**Exercise aim:** What follows is a block of records; reproduce all of it verbatim.

Stored records:
** BEGIN **

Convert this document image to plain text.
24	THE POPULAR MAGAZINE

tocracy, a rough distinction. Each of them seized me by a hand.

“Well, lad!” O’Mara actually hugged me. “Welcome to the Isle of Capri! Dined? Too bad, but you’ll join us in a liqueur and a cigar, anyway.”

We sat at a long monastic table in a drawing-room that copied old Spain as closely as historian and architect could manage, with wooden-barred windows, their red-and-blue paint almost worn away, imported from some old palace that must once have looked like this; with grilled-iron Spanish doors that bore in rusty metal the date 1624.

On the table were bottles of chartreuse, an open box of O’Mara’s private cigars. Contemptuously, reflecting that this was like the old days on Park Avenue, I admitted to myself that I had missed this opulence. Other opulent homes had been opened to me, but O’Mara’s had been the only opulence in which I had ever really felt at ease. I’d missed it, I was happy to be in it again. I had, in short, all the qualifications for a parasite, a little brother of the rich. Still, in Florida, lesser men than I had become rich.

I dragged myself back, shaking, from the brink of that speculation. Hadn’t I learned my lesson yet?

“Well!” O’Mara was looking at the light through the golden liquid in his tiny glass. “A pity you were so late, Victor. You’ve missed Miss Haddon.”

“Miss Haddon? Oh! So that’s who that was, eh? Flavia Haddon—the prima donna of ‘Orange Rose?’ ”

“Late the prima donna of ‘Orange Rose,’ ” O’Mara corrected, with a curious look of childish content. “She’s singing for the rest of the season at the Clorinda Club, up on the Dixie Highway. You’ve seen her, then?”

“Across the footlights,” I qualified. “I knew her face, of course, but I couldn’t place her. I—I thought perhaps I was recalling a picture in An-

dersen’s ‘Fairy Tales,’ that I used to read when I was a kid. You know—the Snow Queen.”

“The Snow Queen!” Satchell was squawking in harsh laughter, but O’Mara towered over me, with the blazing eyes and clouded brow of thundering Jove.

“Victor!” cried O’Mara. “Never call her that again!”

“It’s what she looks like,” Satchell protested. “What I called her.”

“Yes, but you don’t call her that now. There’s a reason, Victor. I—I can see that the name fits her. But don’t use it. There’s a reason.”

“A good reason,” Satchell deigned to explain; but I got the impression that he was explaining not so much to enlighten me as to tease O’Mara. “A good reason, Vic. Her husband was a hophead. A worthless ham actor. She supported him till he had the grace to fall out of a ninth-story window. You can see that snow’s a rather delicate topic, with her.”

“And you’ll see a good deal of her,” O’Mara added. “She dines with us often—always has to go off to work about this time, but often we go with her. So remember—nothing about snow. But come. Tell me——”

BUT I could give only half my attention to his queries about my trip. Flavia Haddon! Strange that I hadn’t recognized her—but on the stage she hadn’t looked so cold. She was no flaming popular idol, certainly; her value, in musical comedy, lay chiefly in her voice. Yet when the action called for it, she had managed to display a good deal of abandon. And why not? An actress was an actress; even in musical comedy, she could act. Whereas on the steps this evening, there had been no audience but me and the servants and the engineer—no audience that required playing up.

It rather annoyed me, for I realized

** END **

**Worked answer:**
Convert this document image to plain text.
24	THE POPULAR MAGAZINE

tocracy, a rough distinction. Each of them seized me by a hand.

“Well, lad!” O’Mara actually hugged me. “Welcome to the Isle of Capri! Dined? Too bad, but you’ll join us in a liqueur and a cigar, anyway.”

We sat at a long monastic table in a drawing-room that copied old Spain as closely as historian and architect could manage, with wooden-barred windows, their red-and-blue paint almost worn away, imported from some old palace that must once have looked like this; with grilled-iron Spanish doors that bore in rusty metal the date 1624.

On the table were bottles of chartreuse, an open box of O’Mara’s private cigars. Contemptuously, reflecting that this was like the old days on Park Avenue, I admitted to myself that I had missed this opulence. Other opulent homes had been opened to me, but O’Mara’s had been the only opulence in which I had ever really felt at ease. I’d missed it, I was happy to be in it again. I had, in short, all the qualifications for a parasite, a little brother of the rich. Still, in Florida, lesser men than I had become rich.

I dragged myself back, shaking, from the brink of that speculation. Hadn’t I learned my lesson yet?

“Well!” O’Mara was looking at the light through the golden liquid in his tiny glass. “A pity you were so late, Victor. You’ve missed Miss Haddon.”

“Miss Haddon? Oh! So that’s who that was, eh? Flavia Haddon—the prima donna of ‘Orange Rose?’ ”

“Late the prima donna of ‘Orange Rose,’ ” O’Mara corrected, with a curious look of childish content. “She’s singing for the rest of the season at the Clorinda Club, up on the Dixie Highway. You’ve seen her, then?”

“Across the footlights,” I qualified. “I knew her face, of course, but I couldn’t place her. I—I thought perhaps I was recalling a picture in An-

dersen’s ‘Fairy Tales,’ that I used to read when I was a kid. You know—the Snow Queen.”

“The Snow Queen!” Satchell was squawking in harsh laughter, but O’Mara towered over me, with the blazing eyes and clouded brow of thundering Jove.

“Victor!” cried O’Mara. “Never call her that again!”

“It’s what she looks like,” Satchell protested. “What I called her.”

“Yes, but you don’t call her that now. There’s a reason, Victor. I—I can see that the name fits her. But don’t use it. There’s a reason.”

“A good reason,” Satchell deigned to explain; but I got the impression that he was explaining not so much to enlighten me as to tease O’Mara. “A good reason, Vic. Her husband was a hophead. A worthless ham actor. She supported him till he had the grace to fall out of a ninth-story window. You can see that snow’s a rather delicate topic, with her.”

“And you’ll see a good deal of her,” O’Mara added. “She dines with us often—always has to go off to work about this time, but often we go with her. So remember—nothing about snow. But come. Tell me——”

BUT I could give only half my attention to his queries about my trip. Flavia Haddon! Strange that I hadn’t recognized her—but on the stage she hadn’t looked so cold. She was no flaming popular idol, certainly; her value, in musical comedy, lay chiefly in her voice. Yet when the action called for it, she had managed to display a good deal of abandon. And why not? An actress was an actress; even in musical comedy, she could act. Whereas on the steps this evening, there had been no audience but me and the servants and the engineer—no audience that required playing up.

It rather annoyed me, for I realized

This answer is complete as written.